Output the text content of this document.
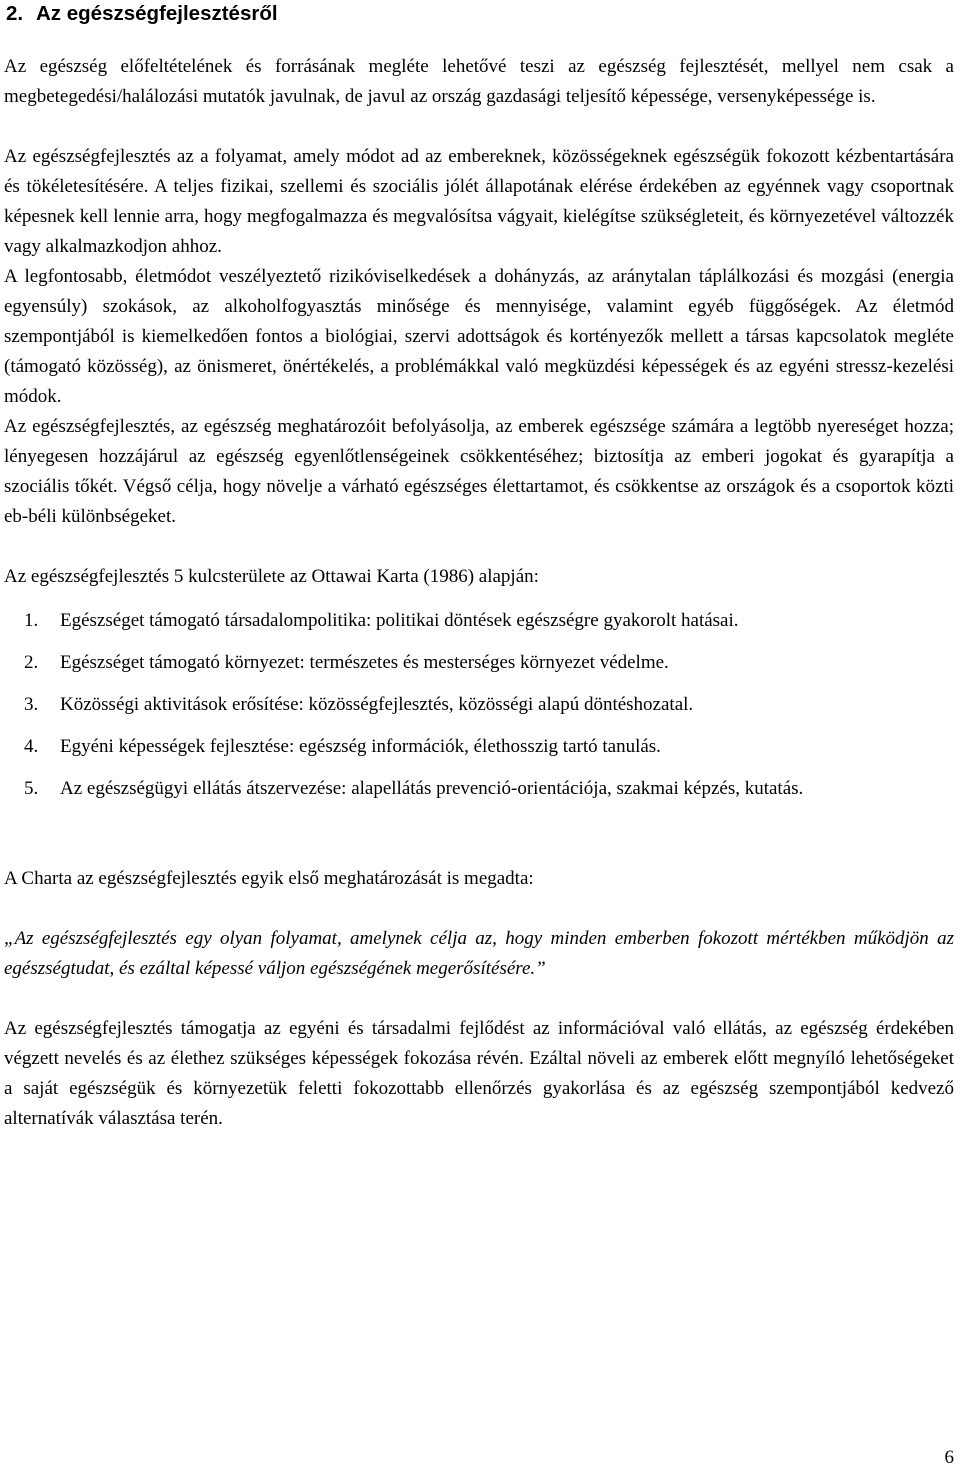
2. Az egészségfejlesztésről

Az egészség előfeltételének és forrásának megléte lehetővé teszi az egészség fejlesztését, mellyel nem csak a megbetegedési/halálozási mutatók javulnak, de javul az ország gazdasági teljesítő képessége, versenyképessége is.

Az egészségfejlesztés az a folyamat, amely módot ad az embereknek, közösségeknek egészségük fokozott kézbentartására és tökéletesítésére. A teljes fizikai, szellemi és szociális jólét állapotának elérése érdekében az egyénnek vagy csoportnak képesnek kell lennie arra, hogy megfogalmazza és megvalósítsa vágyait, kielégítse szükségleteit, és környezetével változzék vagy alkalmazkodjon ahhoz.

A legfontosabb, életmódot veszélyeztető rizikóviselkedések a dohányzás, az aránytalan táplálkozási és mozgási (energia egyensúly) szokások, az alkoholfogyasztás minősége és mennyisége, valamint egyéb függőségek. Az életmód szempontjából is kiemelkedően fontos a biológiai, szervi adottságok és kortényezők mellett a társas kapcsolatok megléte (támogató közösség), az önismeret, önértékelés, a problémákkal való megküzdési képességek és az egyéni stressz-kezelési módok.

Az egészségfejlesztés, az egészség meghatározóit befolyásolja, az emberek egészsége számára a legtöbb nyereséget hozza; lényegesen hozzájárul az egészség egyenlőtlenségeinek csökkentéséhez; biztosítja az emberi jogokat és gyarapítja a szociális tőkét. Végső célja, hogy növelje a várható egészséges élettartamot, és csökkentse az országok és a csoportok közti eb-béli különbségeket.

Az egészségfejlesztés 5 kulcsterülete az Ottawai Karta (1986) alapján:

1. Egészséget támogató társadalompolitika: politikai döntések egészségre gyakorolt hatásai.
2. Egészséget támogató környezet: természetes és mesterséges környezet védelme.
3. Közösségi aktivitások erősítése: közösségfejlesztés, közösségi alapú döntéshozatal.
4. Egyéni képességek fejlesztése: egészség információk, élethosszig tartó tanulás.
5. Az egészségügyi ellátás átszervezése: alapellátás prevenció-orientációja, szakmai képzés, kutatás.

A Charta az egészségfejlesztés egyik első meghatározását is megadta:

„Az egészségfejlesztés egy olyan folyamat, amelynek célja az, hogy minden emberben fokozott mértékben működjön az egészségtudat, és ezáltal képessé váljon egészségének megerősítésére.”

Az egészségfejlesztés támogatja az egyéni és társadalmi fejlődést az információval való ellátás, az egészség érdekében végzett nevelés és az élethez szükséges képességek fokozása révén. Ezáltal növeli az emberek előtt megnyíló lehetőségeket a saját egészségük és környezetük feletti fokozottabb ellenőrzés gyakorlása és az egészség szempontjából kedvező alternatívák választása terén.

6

* * * * * * *

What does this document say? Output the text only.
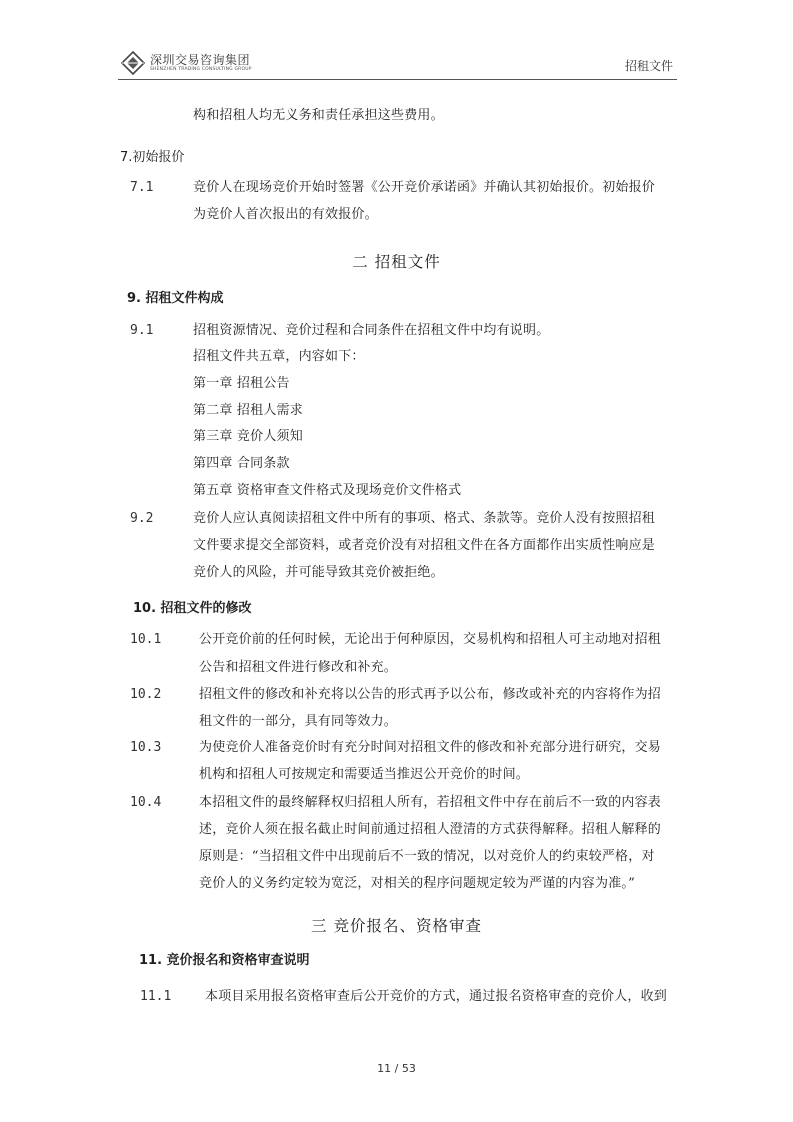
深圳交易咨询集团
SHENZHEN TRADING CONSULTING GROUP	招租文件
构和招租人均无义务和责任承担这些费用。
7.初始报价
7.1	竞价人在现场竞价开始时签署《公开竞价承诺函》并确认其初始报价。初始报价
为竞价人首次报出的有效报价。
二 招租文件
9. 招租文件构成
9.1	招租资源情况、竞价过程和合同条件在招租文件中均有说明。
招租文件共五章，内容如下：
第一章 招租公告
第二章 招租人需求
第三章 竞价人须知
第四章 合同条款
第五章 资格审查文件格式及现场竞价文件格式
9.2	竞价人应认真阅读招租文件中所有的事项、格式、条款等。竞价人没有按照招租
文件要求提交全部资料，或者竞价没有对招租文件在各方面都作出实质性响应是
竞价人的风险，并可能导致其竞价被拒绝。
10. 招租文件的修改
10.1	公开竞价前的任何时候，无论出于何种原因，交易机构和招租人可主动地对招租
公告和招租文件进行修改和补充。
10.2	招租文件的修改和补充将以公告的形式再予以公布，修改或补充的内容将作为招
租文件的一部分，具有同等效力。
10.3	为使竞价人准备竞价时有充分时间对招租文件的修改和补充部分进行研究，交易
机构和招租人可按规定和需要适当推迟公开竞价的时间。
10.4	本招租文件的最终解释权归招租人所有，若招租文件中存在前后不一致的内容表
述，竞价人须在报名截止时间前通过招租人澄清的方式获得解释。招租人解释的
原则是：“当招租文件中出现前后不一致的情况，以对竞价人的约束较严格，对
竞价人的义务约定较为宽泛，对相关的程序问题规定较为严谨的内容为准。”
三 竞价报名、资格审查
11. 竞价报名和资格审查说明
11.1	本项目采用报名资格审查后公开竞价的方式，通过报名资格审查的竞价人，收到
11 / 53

* * * * * * *

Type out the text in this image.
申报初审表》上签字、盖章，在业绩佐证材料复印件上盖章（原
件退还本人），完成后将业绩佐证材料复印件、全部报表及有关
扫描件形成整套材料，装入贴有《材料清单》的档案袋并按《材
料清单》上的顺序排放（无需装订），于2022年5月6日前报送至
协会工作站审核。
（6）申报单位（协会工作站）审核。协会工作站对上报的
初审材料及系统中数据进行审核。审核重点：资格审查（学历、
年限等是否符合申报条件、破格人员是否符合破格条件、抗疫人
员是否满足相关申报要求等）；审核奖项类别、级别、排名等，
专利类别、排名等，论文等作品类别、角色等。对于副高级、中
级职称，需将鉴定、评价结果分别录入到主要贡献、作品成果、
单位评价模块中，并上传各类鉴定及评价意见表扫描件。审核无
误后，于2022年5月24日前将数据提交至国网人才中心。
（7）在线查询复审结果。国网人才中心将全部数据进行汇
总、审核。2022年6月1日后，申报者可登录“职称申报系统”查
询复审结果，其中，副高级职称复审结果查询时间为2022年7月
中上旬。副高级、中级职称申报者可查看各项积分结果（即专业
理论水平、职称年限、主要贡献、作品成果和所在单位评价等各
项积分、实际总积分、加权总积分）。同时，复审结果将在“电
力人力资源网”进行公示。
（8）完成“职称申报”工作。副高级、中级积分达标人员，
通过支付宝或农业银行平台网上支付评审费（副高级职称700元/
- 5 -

* * * * * * *

Instructions for the task: Pick out each line containing the string "érdekében" and copy it.

The reply:
Az egészségfejlesztés az a folyamat, amely módot ad az embereknek, közösségeknek egészségük fokozott kézbentartására és tökéletesítésére. A teljes fizikai, szellemi és szociális jólét állapotának elérése érdekében az egyénnek vagy csoportnak képesnek kell lennie arra, hogy megfogalmazza és megvalósítsa vágyait, kielégítse szükségleteit, és környezetével változzék vagy alkalmazkodjon ahhoz.
Az egészségfejlesztés támogatja az egyéni és társadalmi fejlődést az információval való ellátás, az egészség érdekében végzett nevelés és az élethez szükséges képességek fokozása révén. Ezáltal növeli az emberek előtt megnyíló lehetőségeket a saját egészségük és környezetük feletti fokozottabb ellenőrzés gyakorlása és az egészség szempontjából kedvező alternatívák választása terén.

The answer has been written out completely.